Write out all of the records precisely. Skip anything that is a picture.

— START OF Material provided —

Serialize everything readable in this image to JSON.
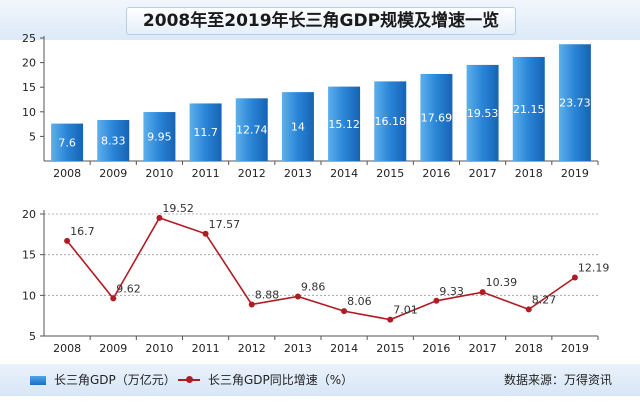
{
  "title": "2008年至2019年长三角GDP规模及增速一览",
  "source": "数据来源：万得资讯",
  "colors": {
    "bar": "#2a84d6",
    "line": "#b01c24"
  },
  "chart_data": [
    {
      "type": "bar",
      "title": "2008年至2019年长三角GDP规模及增速一览",
      "categories": [
        "2008",
        "2009",
        "2010",
        "2011",
        "2012",
        "2013",
        "2014",
        "2015",
        "2016",
        "2017",
        "2018",
        "2019"
      ],
      "series": [
        {
          "name": "长三角GDP（万亿元）",
          "values": [
            7.6,
            8.33,
            9.95,
            11.7,
            12.74,
            14,
            15.12,
            16.18,
            17.69,
            19.53,
            21.15,
            23.73
          ],
          "labels": [
            "7.6",
            "8.33",
            "9.95",
            "11.7",
            "12.74",
            "14",
            "15.12",
            "16.18",
            "17.69",
            "19.53",
            "21.15",
            "23.73"
          ]
        }
      ],
      "ylim": [
        0,
        25
      ],
      "yticks": [
        "5",
        "10",
        "15",
        "20",
        "25"
      ],
      "legend": "bottom-left"
    },
    {
      "type": "line",
      "categories": [
        "2008",
        "2009",
        "2010",
        "2011",
        "2012",
        "2013",
        "2014",
        "2015",
        "2016",
        "2017",
        "2018",
        "2019"
      ],
      "series": [
        {
          "name": "长三角GDP同比增速（%）",
          "values": [
            16.7,
            9.62,
            19.52,
            17.57,
            8.88,
            9.86,
            8.06,
            7.01,
            9.33,
            10.39,
            8.27,
            12.19
          ],
          "labels": [
            "16.7",
            "9.62",
            "19.52",
            "17.57",
            "8.88",
            "9.86",
            "8.06",
            "7.01",
            "9.33",
            "10.39",
            "8.27",
            "12.19"
          ]
        }
      ],
      "ylim": [
        5,
        20
      ],
      "yticks": [
        "5",
        "10",
        "15",
        "20"
      ],
      "grid": true,
      "legend": "bottom-center"
    }
  ]
}
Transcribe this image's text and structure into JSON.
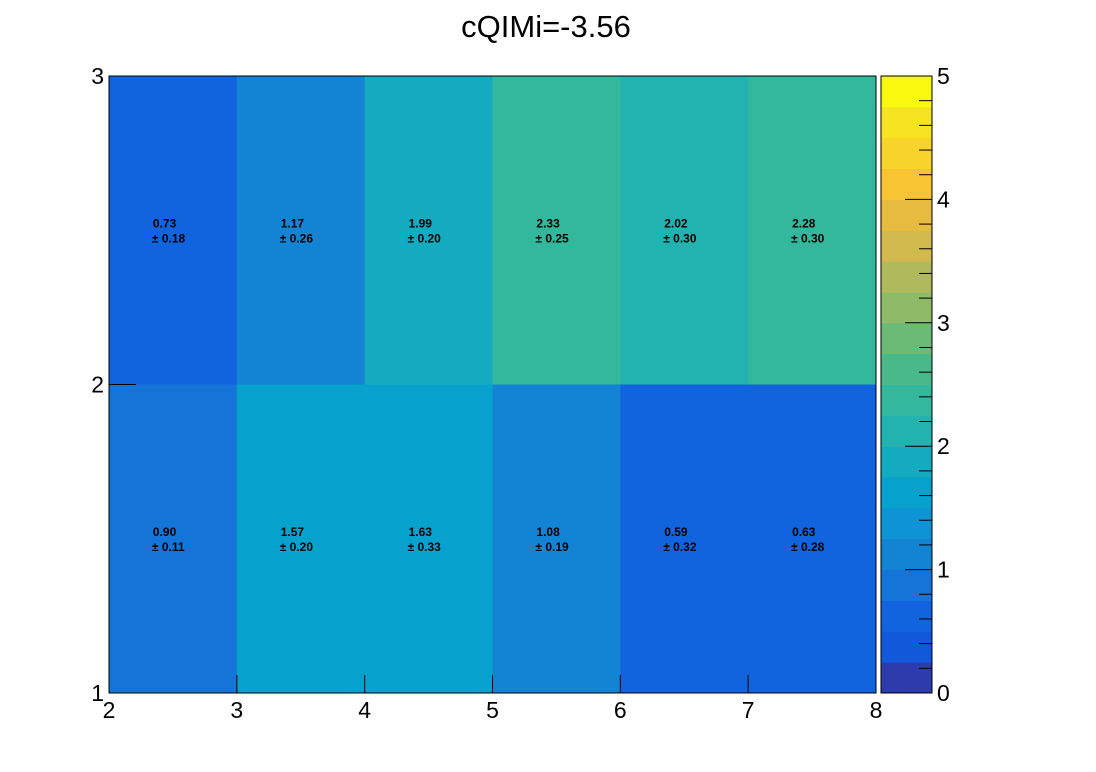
{
  "chart_data": {
    "type": "heatmap",
    "title": "cQIMi=-3.56",
    "xlabel": "",
    "ylabel": "",
    "x_edges": [
      2,
      3,
      4,
      5,
      6,
      7,
      8
    ],
    "y_edges": [
      1,
      2,
      3
    ],
    "xlim": [
      2,
      8
    ],
    "ylim": [
      1,
      3
    ],
    "x_ticks": [
      "2",
      "3",
      "4",
      "5",
      "6",
      "7",
      "8"
    ],
    "y_ticks": [
      "1",
      "2",
      "3"
    ],
    "zlim": [
      0,
      5
    ],
    "z_ticks": [
      "0",
      "1",
      "2",
      "3",
      "4",
      "5"
    ],
    "rows": [
      {
        "y": [
          2,
          3
        ],
        "cells": [
          {
            "value": "0.73",
            "error": "± 0.18"
          },
          {
            "value": "1.17",
            "error": "± 0.26"
          },
          {
            "value": "1.99",
            "error": "± 0.20"
          },
          {
            "value": "2.33",
            "error": "± 0.25"
          },
          {
            "value": "2.02",
            "error": "± 0.30"
          },
          {
            "value": "2.28",
            "error": "± 0.30"
          }
        ]
      },
      {
        "y": [
          1,
          2
        ],
        "cells": [
          {
            "value": "0.90",
            "error": "± 0.11"
          },
          {
            "value": "1.57",
            "error": "± 0.20"
          },
          {
            "value": "1.63",
            "error": "± 0.33"
          },
          {
            "value": "1.08",
            "error": "± 0.19"
          },
          {
            "value": "0.59",
            "error": "± 0.32"
          },
          {
            "value": "0.63",
            "error": "± 0.28"
          }
        ]
      }
    ],
    "colorscale": [
      "#2c3cac",
      "#1258db",
      "#1164dd",
      "#1474d8",
      "#1384d4",
      "#0e93d4",
      "#06a1cc",
      "#14aac0",
      "#22b2b0",
      "#33b89e",
      "#4ab989",
      "#6bbb77",
      "#8fbb69",
      "#b0ba5c",
      "#d1b94d",
      "#e6bb40",
      "#f7c434",
      "#f8d32b",
      "#f5e41f",
      "#f9f90f"
    ],
    "grid": false,
    "legend": "colorbar-right"
  }
}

— END OF Material provided —

- **Exercise answer**
Serialize everything readable in this image to JSON.
{
  "title": "2008年至2019年长三角GDP规模及增速一览",
  "source": "数据来源：万得资讯",
  "colors": {
    "bar": "#2a84d6",
    "line": "#b01c24"
  },
  "chart_data": [
    {
      "type": "bar",
      "title": "2008年至2019年长三角GDP规模及增速一览",
      "categories": [
        "2008",
        "2009",
        "2010",
        "2011",
        "2012",
        "2013",
        "2014",
        "2015",
        "2016",
        "2017",
        "2018",
        "2019"
      ],
      "series": [
        {
          "name": "长三角GDP（万亿元）",
          "values": [
            7.6,
            8.33,
            9.95,
            11.7,
            12.74,
            14,
            15.12,
            16.18,
            17.69,
            19.53,
            21.15,
            23.73
          ],
          "labels": [
            "7.6",
            "8.33",
            "9.95",
            "11.7",
            "12.74",
            "14",
            "15.12",
            "16.18",
            "17.69",
            "19.53",
            "21.15",
            "23.73"
          ]
        }
      ],
      "ylim": [
        0,
        25
      ],
      "yticks": [
        "5",
        "10",
        "15",
        "20",
        "25"
      ],
      "legend": "bottom-left"
    },
    {
      "type": "line",
      "categories": [
        "2008",
        "2009",
        "2010",
        "2011",
        "2012",
        "2013",
        "2014",
        "2015",
        "2016",
        "2017",
        "2018",
        "2019"
      ],
      "series": [
        {
          "name": "长三角GDP同比增速（%）",
          "values": [
            16.7,
            9.62,
            19.52,
            17.57,
            8.88,
            9.86,
            8.06,
            7.01,
            9.33,
            10.39,
            8.27,
            12.19
          ],
          "labels": [
            "16.7",
            "9.62",
            "19.52",
            "17.57",
            "8.88",
            "9.86",
            "8.06",
            "7.01",
            "9.33",
            "10.39",
            "8.27",
            "12.19"
          ]
        }
      ],
      "ylim": [
        5,
        20
      ],
      "yticks": [
        "5",
        "10",
        "15",
        "20"
      ],
      "grid": true,
      "legend": "bottom-center"
    }
  ]
}
Transcribe this image's text and structure into JSON.
{
  "chart_data": {
    "type": "heatmap",
    "title": "cQIMi=-3.56",
    "xlabel": "",
    "ylabel": "",
    "x_edges": [
      2,
      3,
      4,
      5,
      6,
      7,
      8
    ],
    "y_edges": [
      1,
      2,
      3
    ],
    "xlim": [
      2,
      8
    ],
    "ylim": [
      1,
      3
    ],
    "x_ticks": [
      "2",
      "3",
      "4",
      "5",
      "6",
      "7",
      "8"
    ],
    "y_ticks": [
      "1",
      "2",
      "3"
    ],
    "zlim": [
      0,
      5
    ],
    "z_ticks": [
      "0",
      "1",
      "2",
      "3",
      "4",
      "5"
    ],
    "rows": [
      {
        "y": [
          2,
          3
        ],
        "cells": [
          {
            "value": "0.73",
            "error": "± 0.18"
          },
          {
            "value": "1.17",
            "error": "± 0.26"
          },
          {
            "value": "1.99",
            "error": "± 0.20"
          },
          {
            "value": "2.33",
            "error": "± 0.25"
          },
          {
            "value": "2.02",
            "error": "± 0.30"
          },
          {
            "value": "2.28",
            "error": "± 0.30"
          }
        ]
      },
      {
        "y": [
          1,
          2
        ],
        "cells": [
          {
            "value": "0.90",
            "error": "± 0.11"
          },
          {
            "value": "1.57",
            "error": "± 0.20"
          },
          {
            "value": "1.63",
            "error": "± 0.33"
          },
          {
            "value": "1.08",
            "error": "± 0.19"
          },
          {
            "value": "0.59",
            "error": "± 0.32"
          },
          {
            "value": "0.63",
            "error": "± 0.28"
          }
        ]
      }
    ],
    "colorscale": [
      "#2c3cac",
      "#1258db",
      "#1164dd",
      "#1474d8",
      "#1384d4",
      "#0e93d4",
      "#06a1cc",
      "#14aac0",
      "#22b2b0",
      "#33b89e",
      "#4ab989",
      "#6bbb77",
      "#8fbb69",
      "#b0ba5c",
      "#d1b94d",
      "#e6bb40",
      "#f7c434",
      "#f8d32b",
      "#f5e41f",
      "#f9f90f"
    ],
    "grid": false,
    "legend": "colorbar-right"
  }
}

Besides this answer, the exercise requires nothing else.